[THE EXERCISE] Search the data below for "fill"; list each line that holds it.

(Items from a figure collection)
- - -
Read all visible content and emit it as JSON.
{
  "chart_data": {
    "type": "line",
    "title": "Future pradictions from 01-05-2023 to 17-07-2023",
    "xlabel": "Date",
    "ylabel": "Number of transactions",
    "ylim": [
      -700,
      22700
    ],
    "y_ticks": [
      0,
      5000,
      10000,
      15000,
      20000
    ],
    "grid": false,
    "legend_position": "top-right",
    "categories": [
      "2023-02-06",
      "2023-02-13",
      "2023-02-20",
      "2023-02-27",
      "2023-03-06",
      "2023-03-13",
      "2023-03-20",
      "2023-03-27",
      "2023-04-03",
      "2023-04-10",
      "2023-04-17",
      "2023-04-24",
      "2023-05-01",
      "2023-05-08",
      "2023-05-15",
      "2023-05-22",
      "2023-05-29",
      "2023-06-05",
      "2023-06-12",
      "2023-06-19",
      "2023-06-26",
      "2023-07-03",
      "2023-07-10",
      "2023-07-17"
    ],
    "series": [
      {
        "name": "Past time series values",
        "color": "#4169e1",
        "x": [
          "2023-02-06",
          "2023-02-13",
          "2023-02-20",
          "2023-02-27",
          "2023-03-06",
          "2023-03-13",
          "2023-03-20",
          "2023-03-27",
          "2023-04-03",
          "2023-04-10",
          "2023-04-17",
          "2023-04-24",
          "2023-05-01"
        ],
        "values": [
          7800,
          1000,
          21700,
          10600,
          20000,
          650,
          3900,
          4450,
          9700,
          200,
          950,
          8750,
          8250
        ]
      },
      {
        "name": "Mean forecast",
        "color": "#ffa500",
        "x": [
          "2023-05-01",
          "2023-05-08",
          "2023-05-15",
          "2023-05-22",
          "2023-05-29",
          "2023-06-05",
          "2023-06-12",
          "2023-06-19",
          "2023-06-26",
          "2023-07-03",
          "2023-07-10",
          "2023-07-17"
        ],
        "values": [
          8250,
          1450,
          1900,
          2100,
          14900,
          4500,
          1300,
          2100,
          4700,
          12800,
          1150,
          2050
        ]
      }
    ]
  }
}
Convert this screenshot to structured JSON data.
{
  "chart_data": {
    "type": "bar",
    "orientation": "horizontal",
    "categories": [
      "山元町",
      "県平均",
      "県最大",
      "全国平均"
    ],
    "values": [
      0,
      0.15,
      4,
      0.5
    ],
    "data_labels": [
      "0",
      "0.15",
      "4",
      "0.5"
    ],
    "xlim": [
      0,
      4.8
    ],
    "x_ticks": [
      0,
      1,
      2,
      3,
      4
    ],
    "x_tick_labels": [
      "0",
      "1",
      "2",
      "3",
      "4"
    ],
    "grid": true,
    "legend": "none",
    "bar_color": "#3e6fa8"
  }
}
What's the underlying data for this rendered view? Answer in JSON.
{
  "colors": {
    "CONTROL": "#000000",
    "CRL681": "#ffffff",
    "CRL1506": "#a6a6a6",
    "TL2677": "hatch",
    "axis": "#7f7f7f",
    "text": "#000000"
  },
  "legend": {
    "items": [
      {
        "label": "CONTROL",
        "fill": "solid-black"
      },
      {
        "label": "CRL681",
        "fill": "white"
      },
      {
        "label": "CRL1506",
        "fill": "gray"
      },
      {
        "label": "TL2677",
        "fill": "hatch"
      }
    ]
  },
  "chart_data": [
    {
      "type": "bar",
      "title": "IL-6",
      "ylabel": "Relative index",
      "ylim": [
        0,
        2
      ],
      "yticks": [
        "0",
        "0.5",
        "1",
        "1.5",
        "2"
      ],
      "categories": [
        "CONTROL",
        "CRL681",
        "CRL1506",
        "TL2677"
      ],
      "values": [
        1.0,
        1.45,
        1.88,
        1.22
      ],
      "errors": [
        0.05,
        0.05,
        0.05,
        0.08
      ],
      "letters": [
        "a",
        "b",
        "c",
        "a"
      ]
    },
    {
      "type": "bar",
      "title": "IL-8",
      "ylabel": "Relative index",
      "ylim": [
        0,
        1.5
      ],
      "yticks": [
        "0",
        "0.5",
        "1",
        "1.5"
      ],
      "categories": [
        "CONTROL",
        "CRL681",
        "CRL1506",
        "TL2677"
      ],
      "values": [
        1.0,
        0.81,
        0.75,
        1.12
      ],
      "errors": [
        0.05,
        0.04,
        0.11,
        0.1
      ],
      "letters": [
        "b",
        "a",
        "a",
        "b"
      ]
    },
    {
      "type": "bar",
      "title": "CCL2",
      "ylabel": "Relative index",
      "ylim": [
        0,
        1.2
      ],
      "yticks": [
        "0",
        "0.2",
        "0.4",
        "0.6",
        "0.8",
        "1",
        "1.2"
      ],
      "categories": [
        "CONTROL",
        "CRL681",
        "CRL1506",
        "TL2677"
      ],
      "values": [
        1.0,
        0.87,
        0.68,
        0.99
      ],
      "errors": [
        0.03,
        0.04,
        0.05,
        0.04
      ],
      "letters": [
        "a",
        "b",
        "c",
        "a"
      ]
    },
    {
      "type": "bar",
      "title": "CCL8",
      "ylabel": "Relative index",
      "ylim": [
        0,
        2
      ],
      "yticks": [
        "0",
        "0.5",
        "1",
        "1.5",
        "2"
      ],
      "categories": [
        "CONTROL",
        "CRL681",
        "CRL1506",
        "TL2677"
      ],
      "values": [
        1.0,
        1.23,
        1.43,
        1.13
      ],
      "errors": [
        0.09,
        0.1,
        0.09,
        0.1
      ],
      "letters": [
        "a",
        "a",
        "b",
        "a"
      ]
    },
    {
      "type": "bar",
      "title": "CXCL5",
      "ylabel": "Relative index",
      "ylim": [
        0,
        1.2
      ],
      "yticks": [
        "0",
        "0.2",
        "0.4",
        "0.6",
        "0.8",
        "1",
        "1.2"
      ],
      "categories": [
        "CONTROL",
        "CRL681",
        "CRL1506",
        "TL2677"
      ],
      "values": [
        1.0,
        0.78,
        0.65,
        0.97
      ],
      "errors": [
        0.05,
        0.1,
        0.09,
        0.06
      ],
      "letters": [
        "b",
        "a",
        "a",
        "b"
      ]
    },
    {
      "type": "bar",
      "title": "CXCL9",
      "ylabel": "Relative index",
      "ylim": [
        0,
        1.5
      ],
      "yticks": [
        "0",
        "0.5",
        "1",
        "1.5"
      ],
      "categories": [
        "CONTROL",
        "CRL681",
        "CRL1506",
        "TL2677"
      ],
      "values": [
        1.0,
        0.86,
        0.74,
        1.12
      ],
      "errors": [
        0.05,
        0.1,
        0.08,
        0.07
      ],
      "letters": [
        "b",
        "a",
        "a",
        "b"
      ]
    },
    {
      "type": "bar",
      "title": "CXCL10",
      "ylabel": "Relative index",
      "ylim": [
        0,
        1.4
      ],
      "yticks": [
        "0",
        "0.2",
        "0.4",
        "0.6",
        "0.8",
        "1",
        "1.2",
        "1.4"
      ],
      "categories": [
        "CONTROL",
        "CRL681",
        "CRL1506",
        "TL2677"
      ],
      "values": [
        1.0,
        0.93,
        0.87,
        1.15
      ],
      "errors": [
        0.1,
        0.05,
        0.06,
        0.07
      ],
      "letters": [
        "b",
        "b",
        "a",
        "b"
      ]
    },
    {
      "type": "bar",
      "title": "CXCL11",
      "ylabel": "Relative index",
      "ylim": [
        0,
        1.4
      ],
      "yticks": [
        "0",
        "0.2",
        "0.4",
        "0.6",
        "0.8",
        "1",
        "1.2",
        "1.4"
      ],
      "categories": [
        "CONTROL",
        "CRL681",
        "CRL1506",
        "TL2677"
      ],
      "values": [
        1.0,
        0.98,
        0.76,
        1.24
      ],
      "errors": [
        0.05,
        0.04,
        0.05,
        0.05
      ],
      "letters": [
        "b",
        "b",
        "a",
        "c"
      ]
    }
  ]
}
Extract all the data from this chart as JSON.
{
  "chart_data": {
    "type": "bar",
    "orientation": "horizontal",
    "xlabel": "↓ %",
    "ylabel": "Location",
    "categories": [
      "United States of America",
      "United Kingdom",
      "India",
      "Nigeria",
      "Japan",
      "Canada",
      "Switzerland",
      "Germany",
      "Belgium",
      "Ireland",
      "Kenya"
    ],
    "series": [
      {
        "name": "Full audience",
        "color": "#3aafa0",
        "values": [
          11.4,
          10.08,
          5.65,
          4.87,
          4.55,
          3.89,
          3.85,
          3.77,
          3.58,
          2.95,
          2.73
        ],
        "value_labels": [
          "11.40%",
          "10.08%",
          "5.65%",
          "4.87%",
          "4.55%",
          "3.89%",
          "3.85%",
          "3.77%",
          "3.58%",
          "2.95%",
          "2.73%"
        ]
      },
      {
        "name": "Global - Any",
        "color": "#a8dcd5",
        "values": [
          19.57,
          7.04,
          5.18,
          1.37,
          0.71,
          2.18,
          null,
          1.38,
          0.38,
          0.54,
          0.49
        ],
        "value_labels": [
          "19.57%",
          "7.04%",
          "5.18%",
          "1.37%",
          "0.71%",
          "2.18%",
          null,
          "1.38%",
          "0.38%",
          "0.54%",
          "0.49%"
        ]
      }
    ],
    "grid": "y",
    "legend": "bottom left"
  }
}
- - -
[FINAL RESULT]
        "fill": "solid-black"
        "fill": "white"
        "fill": "gray"
        "fill": "hatch"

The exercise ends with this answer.